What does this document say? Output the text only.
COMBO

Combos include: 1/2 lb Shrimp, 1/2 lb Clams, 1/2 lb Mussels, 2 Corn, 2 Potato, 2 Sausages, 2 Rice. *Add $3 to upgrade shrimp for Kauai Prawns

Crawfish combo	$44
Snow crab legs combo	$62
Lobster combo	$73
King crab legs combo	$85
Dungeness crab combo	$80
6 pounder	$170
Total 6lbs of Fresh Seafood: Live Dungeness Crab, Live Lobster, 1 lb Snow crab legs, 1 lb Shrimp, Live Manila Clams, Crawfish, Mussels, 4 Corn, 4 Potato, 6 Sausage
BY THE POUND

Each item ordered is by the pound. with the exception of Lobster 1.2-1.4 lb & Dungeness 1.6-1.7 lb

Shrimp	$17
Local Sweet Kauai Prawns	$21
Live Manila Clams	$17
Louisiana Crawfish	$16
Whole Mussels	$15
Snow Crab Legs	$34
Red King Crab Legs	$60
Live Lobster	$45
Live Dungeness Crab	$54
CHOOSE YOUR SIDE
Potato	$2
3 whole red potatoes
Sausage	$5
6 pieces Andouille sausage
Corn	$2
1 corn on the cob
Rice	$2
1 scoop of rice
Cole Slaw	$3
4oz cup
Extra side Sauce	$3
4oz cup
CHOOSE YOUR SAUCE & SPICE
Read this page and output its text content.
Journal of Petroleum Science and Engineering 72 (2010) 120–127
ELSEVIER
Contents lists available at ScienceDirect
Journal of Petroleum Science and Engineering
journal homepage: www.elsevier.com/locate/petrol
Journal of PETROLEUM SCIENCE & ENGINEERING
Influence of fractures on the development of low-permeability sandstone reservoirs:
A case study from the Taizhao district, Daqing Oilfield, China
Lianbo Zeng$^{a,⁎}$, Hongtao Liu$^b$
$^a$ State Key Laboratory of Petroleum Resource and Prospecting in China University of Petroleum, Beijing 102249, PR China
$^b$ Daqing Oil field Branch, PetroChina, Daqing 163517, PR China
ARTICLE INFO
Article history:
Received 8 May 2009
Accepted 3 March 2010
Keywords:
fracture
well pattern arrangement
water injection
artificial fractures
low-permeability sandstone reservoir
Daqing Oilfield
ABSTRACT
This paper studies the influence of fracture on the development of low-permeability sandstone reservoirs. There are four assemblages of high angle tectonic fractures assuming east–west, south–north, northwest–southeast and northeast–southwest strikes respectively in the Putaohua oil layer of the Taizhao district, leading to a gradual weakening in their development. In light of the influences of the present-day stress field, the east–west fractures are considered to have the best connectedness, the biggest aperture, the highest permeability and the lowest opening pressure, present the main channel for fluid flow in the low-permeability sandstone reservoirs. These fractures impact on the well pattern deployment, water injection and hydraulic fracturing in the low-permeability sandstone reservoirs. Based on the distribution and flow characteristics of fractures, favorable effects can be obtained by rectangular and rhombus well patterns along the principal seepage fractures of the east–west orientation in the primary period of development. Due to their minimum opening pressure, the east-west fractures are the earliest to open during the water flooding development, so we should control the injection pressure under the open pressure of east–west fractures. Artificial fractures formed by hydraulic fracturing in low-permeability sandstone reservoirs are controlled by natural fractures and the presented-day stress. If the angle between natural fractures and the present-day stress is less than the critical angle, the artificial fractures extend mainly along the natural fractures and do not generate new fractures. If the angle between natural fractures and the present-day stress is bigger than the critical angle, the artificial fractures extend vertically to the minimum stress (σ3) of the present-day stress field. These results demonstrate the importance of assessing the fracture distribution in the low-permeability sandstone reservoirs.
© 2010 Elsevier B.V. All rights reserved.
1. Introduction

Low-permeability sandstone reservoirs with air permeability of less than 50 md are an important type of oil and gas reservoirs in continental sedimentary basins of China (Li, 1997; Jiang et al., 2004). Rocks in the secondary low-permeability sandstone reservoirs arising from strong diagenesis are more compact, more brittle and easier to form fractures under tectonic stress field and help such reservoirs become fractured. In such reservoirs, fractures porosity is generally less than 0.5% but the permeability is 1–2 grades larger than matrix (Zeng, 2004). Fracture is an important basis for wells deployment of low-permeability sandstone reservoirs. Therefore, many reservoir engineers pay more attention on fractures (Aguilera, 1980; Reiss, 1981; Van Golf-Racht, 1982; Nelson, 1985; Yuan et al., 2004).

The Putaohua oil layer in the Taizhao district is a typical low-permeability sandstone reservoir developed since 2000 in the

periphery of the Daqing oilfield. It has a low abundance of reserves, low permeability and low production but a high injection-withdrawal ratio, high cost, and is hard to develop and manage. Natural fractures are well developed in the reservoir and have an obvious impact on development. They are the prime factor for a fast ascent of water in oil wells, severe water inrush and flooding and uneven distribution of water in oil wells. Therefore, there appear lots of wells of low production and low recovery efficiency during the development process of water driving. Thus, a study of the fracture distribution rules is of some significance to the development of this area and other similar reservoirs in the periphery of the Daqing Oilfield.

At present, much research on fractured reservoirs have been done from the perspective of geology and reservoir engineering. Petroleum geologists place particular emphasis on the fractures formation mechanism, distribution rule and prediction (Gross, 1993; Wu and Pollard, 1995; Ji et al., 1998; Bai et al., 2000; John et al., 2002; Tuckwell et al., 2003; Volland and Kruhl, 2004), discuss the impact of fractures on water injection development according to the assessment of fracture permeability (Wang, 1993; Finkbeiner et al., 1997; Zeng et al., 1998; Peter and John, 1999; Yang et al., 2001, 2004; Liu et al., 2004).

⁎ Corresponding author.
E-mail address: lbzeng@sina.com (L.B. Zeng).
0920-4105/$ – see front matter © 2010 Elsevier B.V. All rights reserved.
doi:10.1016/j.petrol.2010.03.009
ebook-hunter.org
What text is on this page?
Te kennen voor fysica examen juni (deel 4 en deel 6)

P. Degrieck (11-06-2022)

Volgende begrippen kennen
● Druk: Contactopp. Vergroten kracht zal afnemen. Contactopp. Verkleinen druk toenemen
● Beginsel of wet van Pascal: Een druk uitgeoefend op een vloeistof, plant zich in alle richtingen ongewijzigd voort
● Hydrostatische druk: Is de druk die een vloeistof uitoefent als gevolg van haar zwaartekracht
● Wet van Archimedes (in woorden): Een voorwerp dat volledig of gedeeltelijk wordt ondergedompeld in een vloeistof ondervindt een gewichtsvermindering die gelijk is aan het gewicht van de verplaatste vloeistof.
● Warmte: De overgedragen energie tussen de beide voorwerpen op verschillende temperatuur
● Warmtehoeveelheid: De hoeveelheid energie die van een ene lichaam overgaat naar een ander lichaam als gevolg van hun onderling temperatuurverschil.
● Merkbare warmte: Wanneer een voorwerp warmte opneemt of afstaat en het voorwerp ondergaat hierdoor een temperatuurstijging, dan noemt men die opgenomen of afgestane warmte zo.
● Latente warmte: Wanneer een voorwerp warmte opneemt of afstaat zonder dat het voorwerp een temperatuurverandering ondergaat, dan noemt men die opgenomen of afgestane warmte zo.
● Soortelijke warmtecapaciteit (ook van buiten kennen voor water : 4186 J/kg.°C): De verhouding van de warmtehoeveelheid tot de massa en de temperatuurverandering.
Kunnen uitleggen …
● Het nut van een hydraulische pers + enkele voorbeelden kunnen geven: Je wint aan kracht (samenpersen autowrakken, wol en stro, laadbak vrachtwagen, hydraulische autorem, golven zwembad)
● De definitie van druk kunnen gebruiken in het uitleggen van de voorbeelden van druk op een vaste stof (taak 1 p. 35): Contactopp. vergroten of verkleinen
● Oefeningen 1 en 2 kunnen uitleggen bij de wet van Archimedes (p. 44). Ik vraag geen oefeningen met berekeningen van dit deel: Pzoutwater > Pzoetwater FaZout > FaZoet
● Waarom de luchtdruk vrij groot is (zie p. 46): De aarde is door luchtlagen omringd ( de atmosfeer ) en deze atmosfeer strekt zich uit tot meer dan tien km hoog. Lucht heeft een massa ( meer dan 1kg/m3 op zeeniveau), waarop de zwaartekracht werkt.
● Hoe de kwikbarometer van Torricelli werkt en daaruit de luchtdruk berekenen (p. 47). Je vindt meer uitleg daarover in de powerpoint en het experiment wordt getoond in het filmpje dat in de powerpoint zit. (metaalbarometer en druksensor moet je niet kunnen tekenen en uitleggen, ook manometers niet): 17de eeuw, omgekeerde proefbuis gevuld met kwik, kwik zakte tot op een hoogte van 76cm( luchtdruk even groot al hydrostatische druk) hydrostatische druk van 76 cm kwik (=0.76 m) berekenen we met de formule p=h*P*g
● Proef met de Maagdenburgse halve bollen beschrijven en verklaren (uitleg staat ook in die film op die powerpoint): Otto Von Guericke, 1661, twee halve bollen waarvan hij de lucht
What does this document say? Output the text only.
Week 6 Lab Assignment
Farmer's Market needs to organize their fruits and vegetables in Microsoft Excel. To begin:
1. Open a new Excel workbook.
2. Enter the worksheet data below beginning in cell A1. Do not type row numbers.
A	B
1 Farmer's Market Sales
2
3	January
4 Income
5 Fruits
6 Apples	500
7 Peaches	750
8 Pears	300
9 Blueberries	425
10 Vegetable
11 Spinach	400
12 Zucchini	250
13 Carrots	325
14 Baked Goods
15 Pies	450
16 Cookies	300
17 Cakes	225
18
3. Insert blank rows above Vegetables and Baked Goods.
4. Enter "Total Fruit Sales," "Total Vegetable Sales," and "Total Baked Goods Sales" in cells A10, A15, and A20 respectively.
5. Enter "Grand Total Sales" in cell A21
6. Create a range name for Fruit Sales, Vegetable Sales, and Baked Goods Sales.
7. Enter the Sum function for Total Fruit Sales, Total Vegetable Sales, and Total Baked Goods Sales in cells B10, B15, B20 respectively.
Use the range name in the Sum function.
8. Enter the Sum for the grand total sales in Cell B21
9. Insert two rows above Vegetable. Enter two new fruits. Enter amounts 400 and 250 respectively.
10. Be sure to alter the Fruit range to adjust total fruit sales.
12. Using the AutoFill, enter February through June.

PROBLEM DETAILS
Looking at the material above, say how many of its lines hold the word "Clams", giving only the number.

SOLUTION FOR THIS EXERCISE
3